┌──

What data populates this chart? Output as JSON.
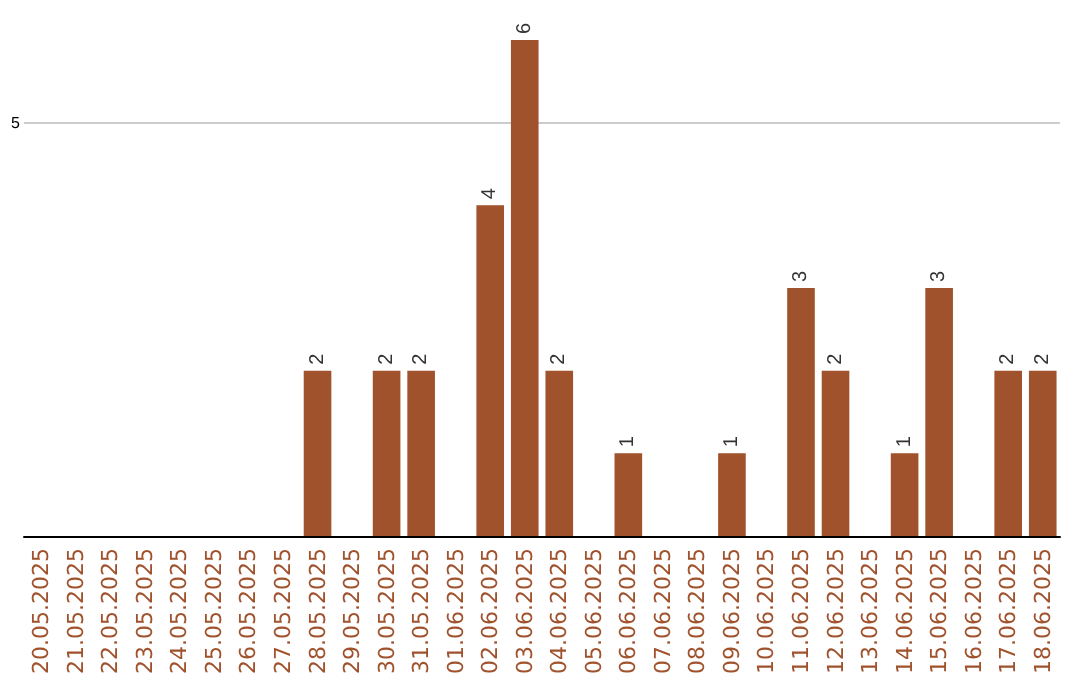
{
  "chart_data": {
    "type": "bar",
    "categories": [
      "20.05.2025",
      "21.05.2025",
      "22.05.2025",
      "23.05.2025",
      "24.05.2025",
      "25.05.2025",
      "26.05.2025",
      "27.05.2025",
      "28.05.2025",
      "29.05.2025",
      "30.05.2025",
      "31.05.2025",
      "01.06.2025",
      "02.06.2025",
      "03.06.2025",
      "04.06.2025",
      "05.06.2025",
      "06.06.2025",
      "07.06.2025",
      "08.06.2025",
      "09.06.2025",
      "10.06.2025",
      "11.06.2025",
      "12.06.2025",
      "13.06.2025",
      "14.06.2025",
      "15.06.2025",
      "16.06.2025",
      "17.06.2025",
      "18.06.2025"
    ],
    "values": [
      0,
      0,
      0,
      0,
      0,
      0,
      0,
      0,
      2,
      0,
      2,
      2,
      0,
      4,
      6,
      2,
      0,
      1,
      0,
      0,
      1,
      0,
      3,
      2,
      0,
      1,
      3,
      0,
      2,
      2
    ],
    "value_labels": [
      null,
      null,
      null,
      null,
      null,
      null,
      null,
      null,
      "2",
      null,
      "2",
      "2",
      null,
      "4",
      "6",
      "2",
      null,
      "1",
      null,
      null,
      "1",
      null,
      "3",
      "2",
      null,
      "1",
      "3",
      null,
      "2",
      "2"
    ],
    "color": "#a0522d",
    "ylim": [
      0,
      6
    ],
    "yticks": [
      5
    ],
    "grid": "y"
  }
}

└──

TO BE DONE. Transcribe the records above exactly, omitting every picture they contain.

THE ANSWER.
What data populates this chart? Output as JSON.
{
  "chart_data": {
    "type": "bar",
    "categories": [
      "20.05.2025",
      "21.05.2025",
      "22.05.2025",
      "23.05.2025",
      "24.05.2025",
      "25.05.2025",
      "26.05.2025",
      "27.05.2025",
      "28.05.2025",
      "29.05.2025",
      "30.05.2025",
      "31.05.2025",
      "01.06.2025",
      "02.06.2025",
      "03.06.2025",
      "04.06.2025",
      "05.06.2025",
      "06.06.2025",
      "07.06.2025",
      "08.06.2025",
      "09.06.2025",
      "10.06.2025",
      "11.06.2025",
      "12.06.2025",
      "13.06.2025",
      "14.06.2025",
      "15.06.2025",
      "16.06.2025",
      "17.06.2025",
      "18.06.2025"
    ],
    "values": [
      0,
      0,
      0,
      0,
      0,
      0,
      0,
      0,
      2,
      0,
      2,
      2,
      0,
      4,
      6,
      2,
      0,
      1,
      0,
      0,
      1,
      0,
      3,
      2,
      0,
      1,
      3,
      0,
      2,
      2
    ],
    "value_labels": [
      null,
      null,
      null,
      null,
      null,
      null,
      null,
      null,
      "2",
      null,
      "2",
      "2",
      null,
      "4",
      "6",
      "2",
      null,
      "1",
      null,
      null,
      "1",
      null,
      "3",
      "2",
      null,
      "1",
      "3",
      null,
      "2",
      "2"
    ],
    "color": "#a0522d",
    "ylim": [
      0,
      6
    ],
    "yticks": [
      5
    ],
    "grid": "y"
  }
}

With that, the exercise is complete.